━━━ STORED RECORDS ━━━

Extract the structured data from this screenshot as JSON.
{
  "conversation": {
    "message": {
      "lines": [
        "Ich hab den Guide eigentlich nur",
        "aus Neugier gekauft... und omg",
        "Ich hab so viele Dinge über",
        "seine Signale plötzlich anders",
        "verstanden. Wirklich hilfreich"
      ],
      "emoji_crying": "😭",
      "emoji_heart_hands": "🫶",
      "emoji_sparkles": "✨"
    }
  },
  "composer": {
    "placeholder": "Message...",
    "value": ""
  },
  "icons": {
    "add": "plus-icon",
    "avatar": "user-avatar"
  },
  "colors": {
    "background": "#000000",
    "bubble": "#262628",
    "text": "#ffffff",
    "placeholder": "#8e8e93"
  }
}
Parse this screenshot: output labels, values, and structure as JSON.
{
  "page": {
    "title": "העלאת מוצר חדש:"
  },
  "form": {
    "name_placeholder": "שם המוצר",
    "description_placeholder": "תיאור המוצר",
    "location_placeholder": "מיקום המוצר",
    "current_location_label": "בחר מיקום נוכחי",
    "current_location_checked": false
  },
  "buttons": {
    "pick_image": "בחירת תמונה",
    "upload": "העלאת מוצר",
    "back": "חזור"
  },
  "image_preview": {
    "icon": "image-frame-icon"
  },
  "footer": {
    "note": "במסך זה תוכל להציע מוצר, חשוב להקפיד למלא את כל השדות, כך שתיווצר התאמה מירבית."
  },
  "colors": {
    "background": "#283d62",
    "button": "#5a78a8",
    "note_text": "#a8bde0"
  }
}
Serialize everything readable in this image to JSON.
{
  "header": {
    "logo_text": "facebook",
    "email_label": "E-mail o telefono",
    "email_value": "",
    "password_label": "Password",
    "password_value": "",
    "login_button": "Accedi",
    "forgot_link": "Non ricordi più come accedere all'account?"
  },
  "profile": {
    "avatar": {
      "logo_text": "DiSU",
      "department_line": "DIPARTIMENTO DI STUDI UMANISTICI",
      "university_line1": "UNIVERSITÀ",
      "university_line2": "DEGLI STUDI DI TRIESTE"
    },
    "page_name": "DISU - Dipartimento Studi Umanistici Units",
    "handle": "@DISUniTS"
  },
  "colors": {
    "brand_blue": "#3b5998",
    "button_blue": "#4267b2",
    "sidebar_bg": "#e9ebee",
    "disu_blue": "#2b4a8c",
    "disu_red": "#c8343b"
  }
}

━━━

** YOUR GOAL **
Faithfully transcribe the whole of the data.

** ANSWER TO THE PROBLEM **
Extract the structured data from this screenshot as JSON.
{
  "conversation": {
    "message": {
      "lines": [
        "Ich hab den Guide eigentlich nur",
        "aus Neugier gekauft... und omg",
        "Ich hab so viele Dinge über",
        "seine Signale plötzlich anders",
        "verstanden. Wirklich hilfreich"
      ],
      "emoji_crying": "😭",
      "emoji_heart_hands": "🫶",
      "emoji_sparkles": "✨"
    }
  },
  "composer": {
    "placeholder": "Message...",
    "value": ""
  },
  "icons": {
    "add": "plus-icon",
    "avatar": "user-avatar"
  },
  "colors": {
    "background": "#000000",
    "bubble": "#262628",
    "text": "#ffffff",
    "placeholder": "#8e8e93"
  }
}
Parse this screenshot: output labels, values, and structure as JSON.
{
  "page": {
    "title": "העלאת מוצר חדש:"
  },
  "form": {
    "name_placeholder": "שם המוצר",
    "description_placeholder": "תיאור המוצר",
    "location_placeholder": "מיקום המוצר",
    "current_location_label": "בחר מיקום נוכחי",
    "current_location_checked": false
  },
  "buttons": {
    "pick_image": "בחירת תמונה",
    "upload": "העלאת מוצר",
    "back": "חזור"
  },
  "image_preview": {
    "icon": "image-frame-icon"
  },
  "footer": {
    "note": "במסך זה תוכל להציע מוצר, חשוב להקפיד למלא את כל השדות, כך שתיווצר התאמה מירבית."
  },
  "colors": {
    "background": "#283d62",
    "button": "#5a78a8",
    "note_text": "#a8bde0"
  }
}
Serialize everything readable in this image to JSON.
{
  "header": {
    "logo_text": "facebook",
    "email_label": "E-mail o telefono",
    "email_value": "",
    "password_label": "Password",
    "password_value": "",
    "login_button": "Accedi",
    "forgot_link": "Non ricordi più come accedere all'account?"
  },
  "profile": {
    "avatar": {
      "logo_text": "DiSU",
      "department_line": "DIPARTIMENTO DI STUDI UMANISTICI",
      "university_line1": "UNIVERSITÀ",
      "university_line2": "DEGLI STUDI DI TRIESTE"
    },
    "page_name": "DISU - Dipartimento Studi Umanistici Units",
    "handle": "@DISUniTS"
  },
  "colors": {
    "brand_blue": "#3b5998",
    "button_blue": "#4267b2",
    "sidebar_bg": "#e9ebee",
    "disu_blue": "#2b4a8c",
    "disu_red": "#c8343b"
  }
}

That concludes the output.